[Stored entries]
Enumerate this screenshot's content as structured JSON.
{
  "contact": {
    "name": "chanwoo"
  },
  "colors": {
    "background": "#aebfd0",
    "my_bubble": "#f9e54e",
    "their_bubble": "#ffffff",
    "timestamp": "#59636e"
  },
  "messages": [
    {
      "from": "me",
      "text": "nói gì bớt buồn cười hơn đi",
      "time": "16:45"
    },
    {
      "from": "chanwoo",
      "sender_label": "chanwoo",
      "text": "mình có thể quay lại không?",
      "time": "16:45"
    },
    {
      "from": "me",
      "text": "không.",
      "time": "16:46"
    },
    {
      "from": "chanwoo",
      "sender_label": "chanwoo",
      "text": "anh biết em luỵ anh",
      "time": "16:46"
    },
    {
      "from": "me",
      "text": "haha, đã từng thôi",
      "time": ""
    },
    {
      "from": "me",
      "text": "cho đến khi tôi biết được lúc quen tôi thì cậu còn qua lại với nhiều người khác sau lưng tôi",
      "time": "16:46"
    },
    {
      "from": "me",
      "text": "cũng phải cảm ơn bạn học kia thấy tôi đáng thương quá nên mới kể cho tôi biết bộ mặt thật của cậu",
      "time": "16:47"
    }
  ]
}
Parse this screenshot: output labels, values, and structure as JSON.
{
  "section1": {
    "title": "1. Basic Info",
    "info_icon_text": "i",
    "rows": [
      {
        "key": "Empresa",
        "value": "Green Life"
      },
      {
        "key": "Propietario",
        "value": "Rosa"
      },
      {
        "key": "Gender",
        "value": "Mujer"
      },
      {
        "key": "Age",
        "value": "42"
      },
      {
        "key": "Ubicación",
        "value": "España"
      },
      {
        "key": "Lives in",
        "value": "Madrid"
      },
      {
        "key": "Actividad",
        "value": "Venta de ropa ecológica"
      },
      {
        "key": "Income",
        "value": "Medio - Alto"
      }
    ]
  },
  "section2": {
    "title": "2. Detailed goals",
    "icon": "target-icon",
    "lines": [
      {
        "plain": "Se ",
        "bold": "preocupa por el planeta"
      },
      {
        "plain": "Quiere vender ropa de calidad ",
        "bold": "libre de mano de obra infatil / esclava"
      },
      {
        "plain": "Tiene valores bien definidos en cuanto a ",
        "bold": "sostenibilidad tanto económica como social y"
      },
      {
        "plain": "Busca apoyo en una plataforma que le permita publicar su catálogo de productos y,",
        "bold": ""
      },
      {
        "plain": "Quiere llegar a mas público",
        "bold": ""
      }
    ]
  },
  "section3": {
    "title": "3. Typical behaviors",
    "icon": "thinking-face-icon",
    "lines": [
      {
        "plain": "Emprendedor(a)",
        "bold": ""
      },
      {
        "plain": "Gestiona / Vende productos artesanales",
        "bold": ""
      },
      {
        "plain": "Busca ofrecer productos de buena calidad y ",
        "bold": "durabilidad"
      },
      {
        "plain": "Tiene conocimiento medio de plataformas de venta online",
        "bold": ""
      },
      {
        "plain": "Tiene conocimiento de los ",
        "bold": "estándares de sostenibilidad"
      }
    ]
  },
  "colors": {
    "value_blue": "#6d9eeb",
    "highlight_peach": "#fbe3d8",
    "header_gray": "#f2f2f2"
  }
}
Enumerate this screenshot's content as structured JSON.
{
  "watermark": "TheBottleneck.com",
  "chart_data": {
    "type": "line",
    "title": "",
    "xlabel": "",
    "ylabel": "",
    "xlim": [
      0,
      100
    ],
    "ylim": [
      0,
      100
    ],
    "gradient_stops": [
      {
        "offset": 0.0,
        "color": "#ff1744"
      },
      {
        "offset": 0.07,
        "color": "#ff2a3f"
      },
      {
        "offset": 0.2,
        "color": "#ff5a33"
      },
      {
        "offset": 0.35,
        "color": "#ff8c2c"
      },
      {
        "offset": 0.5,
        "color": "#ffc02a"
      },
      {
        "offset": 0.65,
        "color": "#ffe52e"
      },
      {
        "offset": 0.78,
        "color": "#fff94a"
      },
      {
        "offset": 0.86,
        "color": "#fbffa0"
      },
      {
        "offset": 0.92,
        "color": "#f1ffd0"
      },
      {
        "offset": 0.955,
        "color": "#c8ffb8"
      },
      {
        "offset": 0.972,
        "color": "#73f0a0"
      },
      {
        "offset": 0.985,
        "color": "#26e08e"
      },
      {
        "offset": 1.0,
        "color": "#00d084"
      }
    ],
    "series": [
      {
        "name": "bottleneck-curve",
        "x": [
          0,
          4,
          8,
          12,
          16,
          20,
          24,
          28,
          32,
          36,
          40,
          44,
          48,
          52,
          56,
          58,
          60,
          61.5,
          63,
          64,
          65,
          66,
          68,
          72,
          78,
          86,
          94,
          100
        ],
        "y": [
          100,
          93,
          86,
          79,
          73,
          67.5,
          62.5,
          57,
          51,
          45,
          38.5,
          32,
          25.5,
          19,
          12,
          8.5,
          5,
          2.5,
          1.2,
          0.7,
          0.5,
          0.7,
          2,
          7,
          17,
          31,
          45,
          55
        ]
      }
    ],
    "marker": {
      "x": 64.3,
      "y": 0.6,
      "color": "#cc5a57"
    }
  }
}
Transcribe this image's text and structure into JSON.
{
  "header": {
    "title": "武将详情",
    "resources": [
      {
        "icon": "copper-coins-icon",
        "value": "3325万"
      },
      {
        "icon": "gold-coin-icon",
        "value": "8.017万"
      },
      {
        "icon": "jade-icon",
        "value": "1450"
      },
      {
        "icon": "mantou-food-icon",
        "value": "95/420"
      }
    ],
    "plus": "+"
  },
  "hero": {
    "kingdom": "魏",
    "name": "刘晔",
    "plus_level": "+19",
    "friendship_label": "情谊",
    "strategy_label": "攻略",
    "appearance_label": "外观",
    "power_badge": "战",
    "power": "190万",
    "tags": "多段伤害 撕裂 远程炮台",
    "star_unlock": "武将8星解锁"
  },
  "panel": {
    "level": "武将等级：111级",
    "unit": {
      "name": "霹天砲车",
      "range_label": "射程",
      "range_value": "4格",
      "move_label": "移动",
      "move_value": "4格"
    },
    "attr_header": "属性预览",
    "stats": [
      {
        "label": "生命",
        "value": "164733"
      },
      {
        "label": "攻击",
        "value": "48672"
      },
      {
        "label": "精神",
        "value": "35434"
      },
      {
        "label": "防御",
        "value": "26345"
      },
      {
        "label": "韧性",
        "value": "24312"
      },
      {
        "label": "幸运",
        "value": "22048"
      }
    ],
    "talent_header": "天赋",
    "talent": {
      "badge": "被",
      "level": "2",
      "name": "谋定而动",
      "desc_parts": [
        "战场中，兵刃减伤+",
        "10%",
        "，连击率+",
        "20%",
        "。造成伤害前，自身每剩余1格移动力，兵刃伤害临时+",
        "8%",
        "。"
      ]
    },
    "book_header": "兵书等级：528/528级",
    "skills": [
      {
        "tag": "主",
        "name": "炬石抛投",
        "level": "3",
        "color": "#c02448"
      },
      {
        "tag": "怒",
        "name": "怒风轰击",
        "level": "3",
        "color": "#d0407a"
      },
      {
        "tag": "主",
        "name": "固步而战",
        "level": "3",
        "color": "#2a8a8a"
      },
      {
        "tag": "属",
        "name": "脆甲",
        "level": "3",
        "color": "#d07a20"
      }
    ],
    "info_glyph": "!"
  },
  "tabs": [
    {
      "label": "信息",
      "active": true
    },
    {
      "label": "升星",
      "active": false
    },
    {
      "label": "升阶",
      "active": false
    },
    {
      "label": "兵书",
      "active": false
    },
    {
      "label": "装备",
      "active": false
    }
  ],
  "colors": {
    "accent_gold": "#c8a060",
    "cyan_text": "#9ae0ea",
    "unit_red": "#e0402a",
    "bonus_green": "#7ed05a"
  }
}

** TASK DIRECTIONS **
Give back the whole listing exactly as it reads.

** RESPONSE BELOW **
Enumerate this screenshot's content as structured JSON.
{
  "contact": {
    "name": "chanwoo"
  },
  "colors": {
    "background": "#aebfd0",
    "my_bubble": "#f9e54e",
    "their_bubble": "#ffffff",
    "timestamp": "#59636e"
  },
  "messages": [
    {
      "from": "me",
      "text": "nói gì bớt buồn cười hơn đi",
      "time": "16:45"
    },
    {
      "from": "chanwoo",
      "sender_label": "chanwoo",
      "text": "mình có thể quay lại không?",
      "time": "16:45"
    },
    {
      "from": "me",
      "text": "không.",
      "time": "16:46"
    },
    {
      "from": "chanwoo",
      "sender_label": "chanwoo",
      "text": "anh biết em luỵ anh",
      "time": "16:46"
    },
    {
      "from": "me",
      "text": "haha, đã từng thôi",
      "time": ""
    },
    {
      "from": "me",
      "text": "cho đến khi tôi biết được lúc quen tôi thì cậu còn qua lại với nhiều người khác sau lưng tôi",
      "time": "16:46"
    },
    {
      "from": "me",
      "text": "cũng phải cảm ơn bạn học kia thấy tôi đáng thương quá nên mới kể cho tôi biết bộ mặt thật của cậu",
      "time": "16:47"
    }
  ]
}
Parse this screenshot: output labels, values, and structure as JSON.
{
  "section1": {
    "title": "1. Basic Info",
    "info_icon_text": "i",
    "rows": [
      {
        "key": "Empresa",
        "value": "Green Life"
      },
      {
        "key": "Propietario",
        "value": "Rosa"
      },
      {
        "key": "Gender",
        "value": "Mujer"
      },
      {
        "key": "Age",
        "value": "42"
      },
      {
        "key": "Ubicación",
        "value": "España"
      },
      {
        "key": "Lives in",
        "value": "Madrid"
      },
      {
        "key": "Actividad",
        "value": "Venta de ropa ecológica"
      },
      {
        "key": "Income",
        "value": "Medio - Alto"
      }
    ]
  },
  "section2": {
    "title": "2. Detailed goals",
    "icon": "target-icon",
    "lines": [
      {
        "plain": "Se ",
        "bold": "preocupa por el planeta"
      },
      {
        "plain": "Quiere vender ropa de calidad ",
        "bold": "libre de mano de obra infatil / esclava"
      },
      {
        "plain": "Tiene valores bien definidos en cuanto a ",
        "bold": "sostenibilidad tanto económica como social y"
      },
      {
        "plain": "Busca apoyo en una plataforma que le permita publicar su catálogo de productos y,",
        "bold": ""
      },
      {
        "plain": "Quiere llegar a mas público",
        "bold": ""
      }
    ]
  },
  "section3": {
    "title": "3. Typical behaviors",
    "icon": "thinking-face-icon",
    "lines": [
      {
        "plain": "Emprendedor(a)",
        "bold": ""
      },
      {
        "plain": "Gestiona / Vende productos artesanales",
        "bold": ""
      },
      {
        "plain": "Busca ofrecer productos de buena calidad y ",
        "bold": "durabilidad"
      },
      {
        "plain": "Tiene conocimiento medio de plataformas de venta online",
        "bold": ""
      },
      {
        "plain": "Tiene conocimiento de los ",
        "bold": "estándares de sostenibilidad"
      }
    ]
  },
  "colors": {
    "value_blue": "#6d9eeb",
    "highlight_peach": "#fbe3d8",
    "header_gray": "#f2f2f2"
  }
}
Enumerate this screenshot's content as structured JSON.
{
  "watermark": "TheBottleneck.com",
  "chart_data": {
    "type": "line",
    "title": "",
    "xlabel": "",
    "ylabel": "",
    "xlim": [
      0,
      100
    ],
    "ylim": [
      0,
      100
    ],
    "gradient_stops": [
      {
        "offset": 0.0,
        "color": "#ff1744"
      },
      {
        "offset": 0.07,
        "color": "#ff2a3f"
      },
      {
        "offset": 0.2,
        "color": "#ff5a33"
      },
      {
        "offset": 0.35,
        "color": "#ff8c2c"
      },
      {
        "offset": 0.5,
        "color": "#ffc02a"
      },
      {
        "offset": 0.65,
        "color": "#ffe52e"
      },
      {
        "offset": 0.78,
        "color": "#fff94a"
      },
      {
        "offset": 0.86,
        "color": "#fbffa0"
      },
      {
        "offset": 0.92,
        "color": "#f1ffd0"
      },
      {
        "offset": 0.955,
        "color": "#c8ffb8"
      },
      {
        "offset": 0.972,
        "color": "#73f0a0"
      },
      {
        "offset": 0.985,
        "color": "#26e08e"
      },
      {
        "offset": 1.0,
        "color": "#00d084"
      }
    ],
    "series": [
      {
        "name": "bottleneck-curve",
        "x": [
          0,
          4,
          8,
          12,
          16,
          20,
          24,
          28,
          32,
          36,
          40,
          44,
          48,
          52,
          56,
          58,
          60,
          61.5,
          63,
          64,
          65,
          66,
          68,
          72,
          78,
          86,
          94,
          100
        ],
        "y": [
          100,
          93,
          86,
          79,
          73,
          67.5,
          62.5,
          57,
          51,
          45,
          38.5,
          32,
          25.5,
          19,
          12,
          8.5,
          5,
          2.5,
          1.2,
          0.7,
          0.5,
          0.7,
          2,
          7,
          17,
          31,
          45,
          55
        ]
      }
    ],
    "marker": {
      "x": 64.3,
      "y": 0.6,
      "color": "#cc5a57"
    }
  }
}
Transcribe this image's text and structure into JSON.
{
  "header": {
    "title": "武将详情",
    "resources": [
      {
        "icon": "copper-coins-icon",
        "value": "3325万"
      },
      {
        "icon": "gold-coin-icon",
        "value": "8.017万"
      },
      {
        "icon": "jade-icon",
        "value": "1450"
      },
      {
        "icon": "mantou-food-icon",
        "value": "95/420"
      }
    ],
    "plus": "+"
  },
  "hero": {
    "kingdom": "魏",
    "name": "刘晔",
    "plus_level": "+19",
    "friendship_label": "情谊",
    "strategy_label": "攻略",
    "appearance_label": "外观",
    "power_badge": "战",
    "power": "190万",
    "tags": "多段伤害 撕裂 远程炮台",
    "star_unlock": "武将8星解锁"
  },
  "panel": {
    "level": "武将等级：111级",
    "unit": {
      "name": "霹天砲车",
      "range_label": "射程",
      "range_value": "4格",
      "move_label": "移动",
      "move_value": "4格"
    },
    "attr_header": "属性预览",
    "stats": [
      {
        "label": "生命",
        "value": "164733"
      },
      {
        "label": "攻击",
        "value": "48672"
      },
      {
        "label": "精神",
        "value": "35434"
      },
      {
        "label": "防御",
        "value": "26345"
      },
      {
        "label": "韧性",
        "value": "24312"
      },
      {
        "label": "幸运",
        "value": "22048"
      }
    ],
    "talent_header": "天赋",
    "talent": {
      "badge": "被",
      "level": "2",
      "name": "谋定而动",
      "desc_parts": [
        "战场中，兵刃减伤+",
        "10%",
        "，连击率+",
        "20%",
        "。造成伤害前，自身每剩余1格移动力，兵刃伤害临时+",
        "8%",
        "。"
      ]
    },
    "book_header": "兵书等级：528/528级",
    "skills": [
      {
        "tag": "主",
        "name": "炬石抛投",
        "level": "3",
        "color": "#c02448"
      },
      {
        "tag": "怒",
        "name": "怒风轰击",
        "level": "3",
        "color": "#d0407a"
      },
      {
        "tag": "主",
        "name": "固步而战",
        "level": "3",
        "color": "#2a8a8a"
      },
      {
        "tag": "属",
        "name": "脆甲",
        "level": "3",
        "color": "#d07a20"
      }
    ],
    "info_glyph": "!"
  },
  "tabs": [
    {
      "label": "信息",
      "active": true
    },
    {
      "label": "升星",
      "active": false
    },
    {
      "label": "升阶",
      "active": false
    },
    {
      "label": "兵书",
      "active": false
    },
    {
      "label": "装备",
      "active": false
    }
  ],
  "colors": {
    "accent_gold": "#c8a060",
    "cyan_text": "#9ae0ea",
    "unit_red": "#e0402a",
    "bonus_green": "#7ed05a"
  }
}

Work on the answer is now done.